[GIVEN PROBLEM] Report all lines from the entries below in which "experiments" appears.

%%

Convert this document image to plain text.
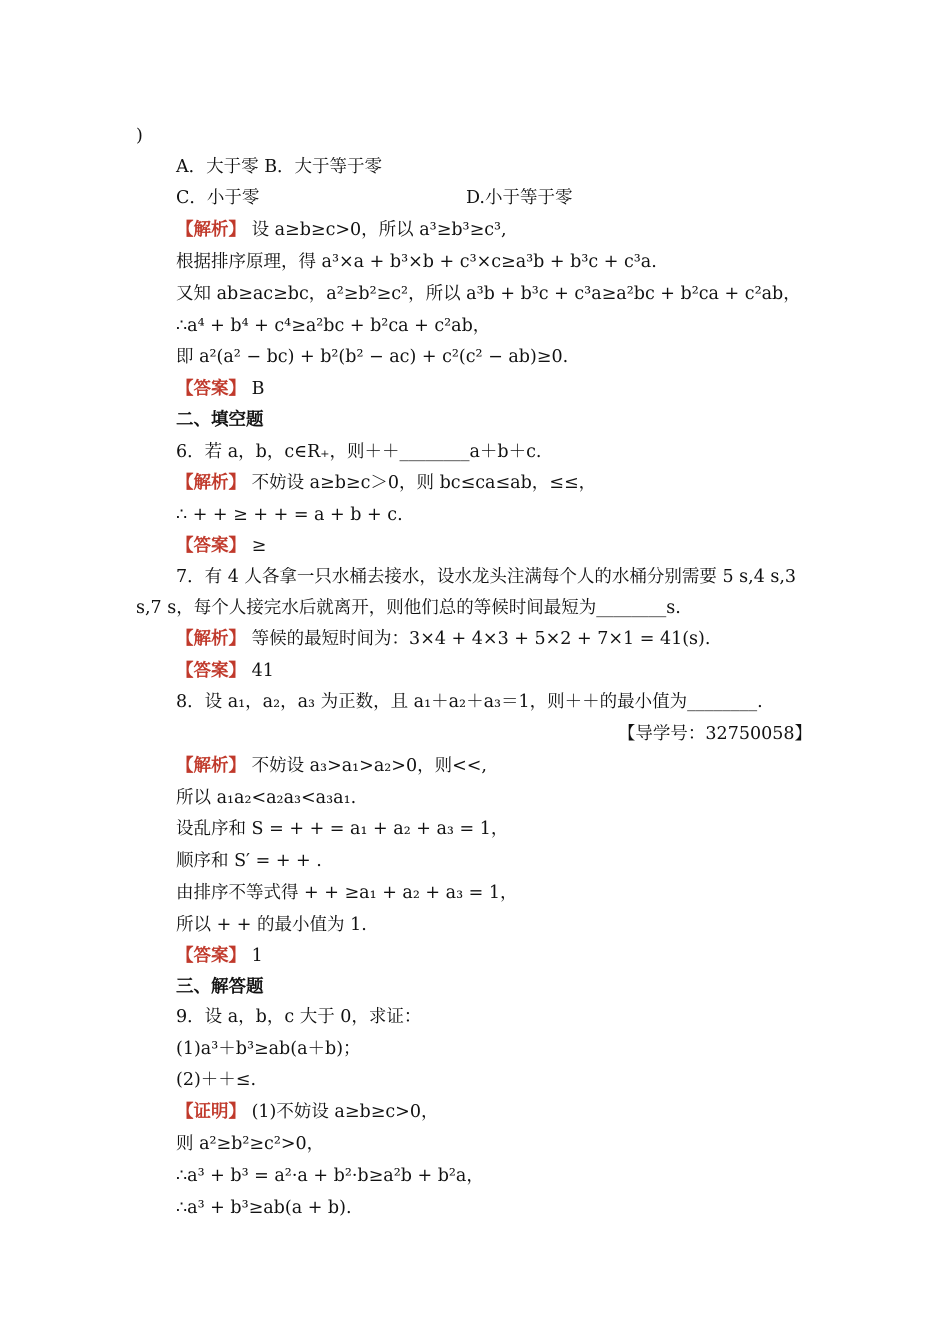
)
A．大于零 B．大于等于零
C．小于零	D.小于等于零
【解析】 设 a≥b≥c>0，所以 a³≥b³≥c³,
根据排序原理，得 a³×a + b³×b + c³×c≥a³b + b³c + c³a.
又知 ab≥ac≥bc，a²≥b²≥c²，所以 a³b + b³c + c³a≥a²bc + b²ca + c²ab，
∴a⁴ + b⁴ + c⁴≥a²bc + b²ca + c²ab，
即 a²(a² − bc) + b²(b² − ac) + c²(c² − ab)≥0.
【答案】 B
二、填空题
6．若 a，b，c∈R₊，则＋＋________a＋b＋c.
【解析】 不妨设 a≥b≥c＞0，则 bc≤ca≤ab，≤≤，
∴ + + ≥ + + = a + b + c.
【答案】 ≥
7．有 4 人各拿一只水桶去接水，设水龙头注满每个人的水桶分别需要 5 s,4 s,3
s,7 s，每个人接完水后就离开，则他们总的等候时间最短为________s.
【解析】 等候的最短时间为：3×4 + 4×3 + 5×2 + 7×1 = 41(s).
【答案】 41
8．设 a₁，a₂，a₃ 为正数，且 a₁＋a₂＋a₃＝1，则＋＋的最小值为________.
【导学号：32750058】
【解析】 不妨设 a₃>a₁>a₂>0，则<<,
所以 a₁a₂<a₂a₃<a₃a₁.
设乱序和 S = + + = a₁ + a₂ + a₃ = 1，
顺序和 S′ = + + .
由排序不等式得 + + ≥a₁ + a₂ + a₃ = 1，
所以 + + 的最小值为 1.
【答案】 1
三、解答题
9．设 a，b，c 大于 0，求证：
(1)a³＋b³≥ab(a＋b)；
(2)＋＋≤.
【证明】 (1)不妨设 a≥b≥c>0，
则 a²≥b²≥c²>0，
∴a³ + b³ = a²·a + b²·b≥a²b + b²a，
∴a³ + b³≥ab(a + b).
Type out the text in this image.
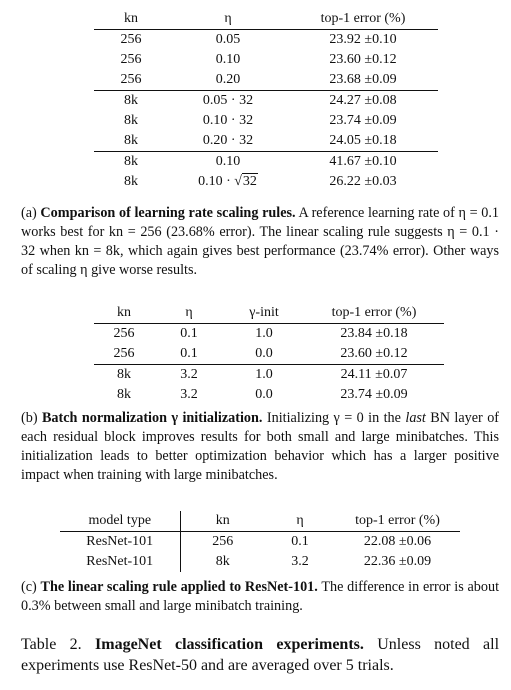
kn	η	top-1 error (%)
256	0.05	23.92 ±0.10
256	0.10	23.60 ±0.12
256	0.20	23.68 ±0.09
8k	0.05 · 32	24.27 ±0.08
8k	0.10 · 32	23.74 ±0.09
8k	0.20 · 32	24.05 ±0.18
8k	0.10	41.67 ±0.10
8k	0.10 · √32	26.22 ±0.03
(a) Comparison of learning rate scaling rules. A reference learning rate of η = 0.1 works best for kn = 256 (23.68% error). The linear scaling rule suggests η = 0.1 · 32 when kn = 8k, which again gives best performance (23.74% error). Other ways of scaling η give worse results.
kn	η	γ-init	top-1 error (%)
256	0.1	1.0	23.84 ±0.18
256	0.1	0.0	23.60 ±0.12
8k	3.2	1.0	24.11 ±0.07
8k	3.2	0.0	23.74 ±0.09
(b) Batch normalization γ initialization. Initializing γ = 0 in the last BN layer of each residual block improves results for both small and large minibatches. This initialization leads to better optimization behavior which has a larger positive impact when training with large minibatches.
model type	kn	η	top-1 error (%)
ResNet-101	256	0.1	22.08 ±0.06
ResNet-101	8k	3.2	22.36 ±0.09
(c) The linear scaling rule applied to ResNet-101. The difference in error is about 0.3% between small and large minibatch training.
Table 2. ImageNet classification experiments. Unless noted all experiments use ResNet-50 and are averaged over 5 trials.
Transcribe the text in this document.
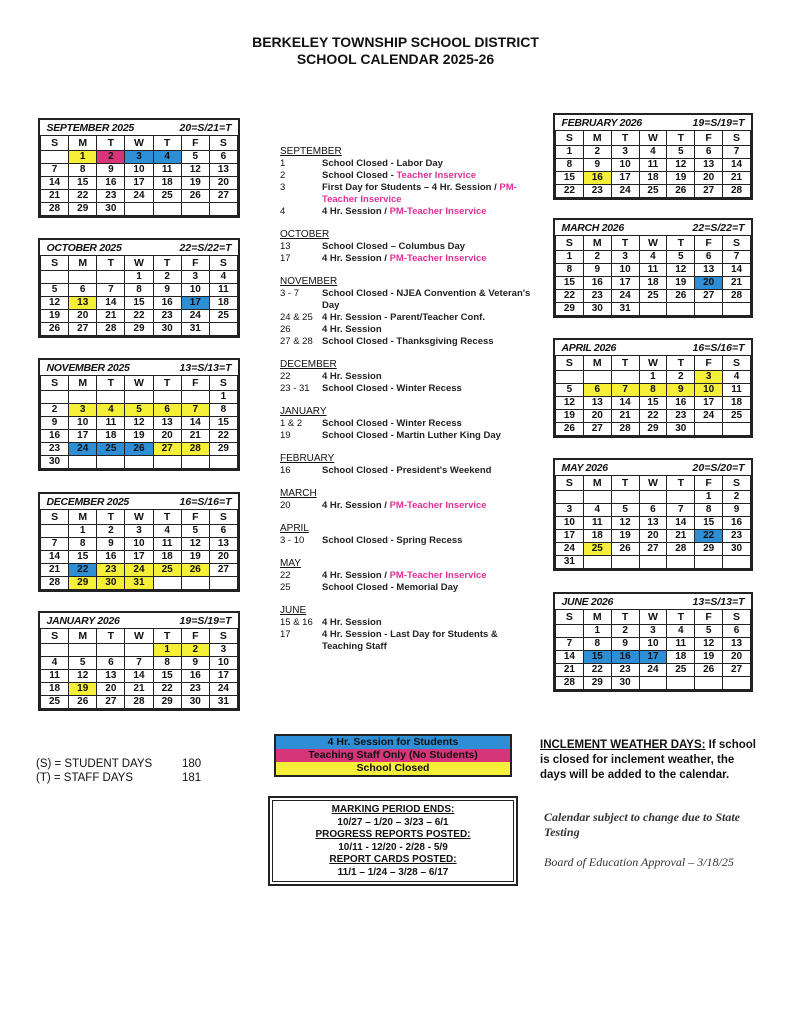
BERKELEY TOWNSHIP SCHOOL DISTRICT
SCHOOL CALENDAR 2025-26
SEPTEMBER 2025				20=S/21=T		
S	M	T	W	T	F	S
	1	2	3	4	5	6
7	8	9	10	11	12	13
14	15	16	17	18	19	20
21	22	23	24	25	26	27
28	29	30				
OCTOBER 2025				22=S/22=T		
S	M	T	W	T	F	S
			1	2	3	4
5	6	7	8	9	10	11
12	13	14	15	16	17	18
19	20	21	22	23	24	25
26	27	28	29	30	31	
NOVEMBER 2025				13=S/13=T		
S	M	T	W	T	F	S
						1
2	3	4	5	6	7	8
9	10	11	12	13	14	15
16	17	18	19	20	21	22
23	24	25	26	27	28	29
30						
DECEMBER 2025				16=S/16=T		
S	M	T	W	T	F	S
	1	2	3	4	5	6
7	8	9	10	11	12	13
14	15	16	17	18	19	20
21	22	23	24	25	26	27
28	29	30	31			
JANUARY 2026				19=S/19=T		
S	M	T	W	T	F	S
				1	2	3
4	5	6	7	8	9	10
11	12	13	14	15	16	17
18	19	20	21	22	23	24
25	26	27	28	29	30	31
FEBRUARY 2026				19=S/19=T		
S	M	T	W	T	F	S
1	2	3	4	5	6	7
8	9	10	11	12	13	14
15	16	17	18	19	20	21
22	23	24	25	26	27	28
MARCH 2026				22=S/22=T		
S	M	T	W	T	F	S
1	2	3	4	5	6	7
8	9	10	11	12	13	14
15	16	17	18	19	20	21
22	23	24	25	26	27	28
29	30	31				
APRIL 2026				16=S/16=T		
S	M	T	W	T	F	S
			1	2	3	4
5	6	7	8	9	10	11
12	13	14	15	16	17	18
19	20	21	22	23	24	25
26	27	28	29	30		
MAY 2026				20=S/20=T		
S	M	T	W	T	F	S
					1	2
3	4	5	6	7	8	9
10	11	12	13	14	15	16
17	18	19	20	21	22	23
24	25	26	27	28	29	30
31						
JUNE 2026				13=S/13=T		
S	M	T	W	T	F	S
	1	2	3	4	5	6
7	8	9	10	11	12	13
14	15	16	17	18	19	20
21	22	23	24	25	26	27
28	29	30				
SEPTEMBER
1	School Closed - Labor Day
2	School Closed - Teacher Inservice
3	First Day for Students – 4 Hr. Session / PM-Teacher Inservice
4	4 Hr. Session / PM-Teacher Inservice
OCTOBER
13	School Closed – Columbus Day
17	4 Hr. Session / PM-Teacher Inservice
NOVEMBER
3 - 7	School Closed - NJEA Convention & Veteran's Day
24 & 25 4 Hr. Session - Parent/Teacher Conf.
26	4 Hr. Session
27 & 28 School Closed - Thanksgiving Recess
DECEMBER
22	4 Hr. Session
23 - 31	School Closed - Winter Recess
JANUARY
1 & 2	School Closed - Winter Recess
19	School Closed - Martin Luther King Day
FEBRUARY
16	School Closed - President's Weekend
MARCH
20	4 Hr. Session / PM-Teacher Inservice
APRIL
3 - 10	School Closed - Spring Recess
MAY
22	4 Hr. Session / PM-Teacher Inservice
25	School Closed - Memorial Day
JUNE
15 & 16 4 Hr. Session
17	4 Hr. Session - Last Day for Students & Teaching Staff
4 Hr. Session for Students
Teaching Staff Only (No Students)
School Closed
MARKING PERIOD ENDS:
10/27 – 1/20 – 3/23 – 6/1
PROGRESS REPORTS POSTED:
10/11 - 12/20 - 2/28 - 5/9
REPORT CARDS POSTED:
11/1 – 1/24 – 3/28 – 6/17
(S) = STUDENT DAYS	180
(T) = STAFF DAYS	181
INCLEMENT WEATHER DAYS: If school is closed for inclement weather, the days will be added to the calendar.
Calendar subject to change due to State Testing
Board of Education Approval – 3/18/25
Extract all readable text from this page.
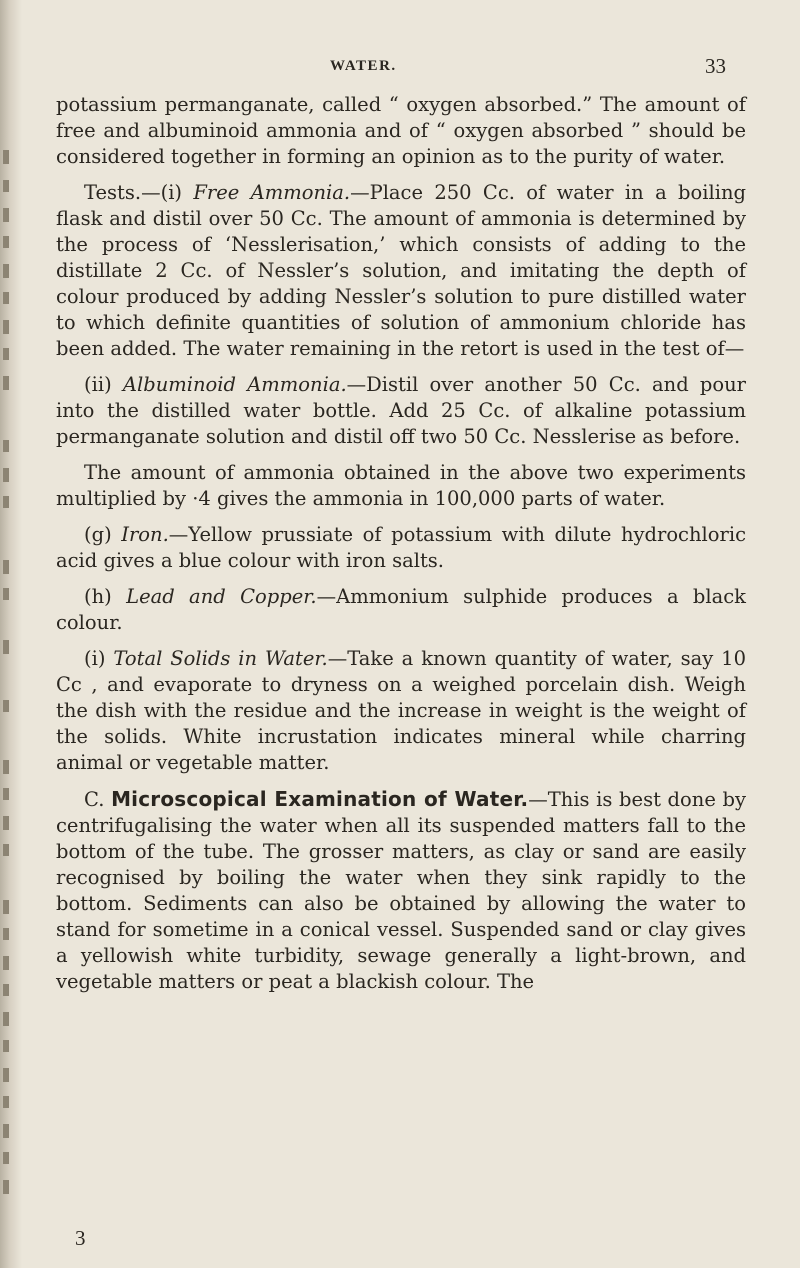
WATER.	33

potassium permanganate, called “ oxygen absorbed.” The amount of free and albuminoid ammonia and of “ oxygen absorbed ” should be considered together in forming an opinion as to the purity of water.

Tests.—(i) Free Ammonia.—Place 250 Cc. of water in a boiling flask and distil over 50 Cc. The amount of ammonia is determined by the process of ‘Nesslerisation,’ which consists of adding to the distillate 2 Cc. of Nessler’s solution, and imitating the depth of colour produced by adding Nessler’s solution to pure distilled water to which definite quantities of solution of ammonium chloride has been added. The water remaining in the retort is used in the test of—

(ii) Albuminoid Ammonia.—Distil over another 50 Cc. and pour into the distilled water bottle. Add 25 Cc. of alkaline potassium permanganate solution and distil off two 50 Cc. Nesslerise as before.

The amount of ammonia obtained in the above two experiments multiplied by ·4 gives the ammonia in 100,000 parts of water.

(g) Iron.—Yellow prussiate of potassium with dilute hydrochloric acid gives a blue colour with iron salts.

(h) Lead and Copper.—Ammonium sulphide produces a black colour.

(i) Total Solids in Water.—Take a known quantity of water, say 10 Cc , and evaporate to dryness on a weighed porcelain dish. Weigh the dish with the residue and the increase in weight is the weight of the solids. White incrustation indicates mineral while charring animal or vegetable matter.

C. Microscopical Examination of Water.—This is best done by centrifugalising the water when all its suspended matters fall to the bottom of the tube. The grosser matters, as clay or sand are easily recognised by boiling the water when they sink rapidly to the bottom. Sediments can also be obtained by allowing the water to stand for sometime in a conical vessel. Suspended sand or clay gives a yellowish white turbidity, sewage generally a light-brown, and vegetable matters or peat a blackish colour. The

3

%%

[ANSWER TO THE EXERCISE]
Table 2. ImageNet classification experiments. Unless noted all experiments use ResNet-50 and are averaged over 5 trials.
The amount of ammonia obtained in the above two experiments multiplied by ·4 gives the ammonia in 100,000 parts of water.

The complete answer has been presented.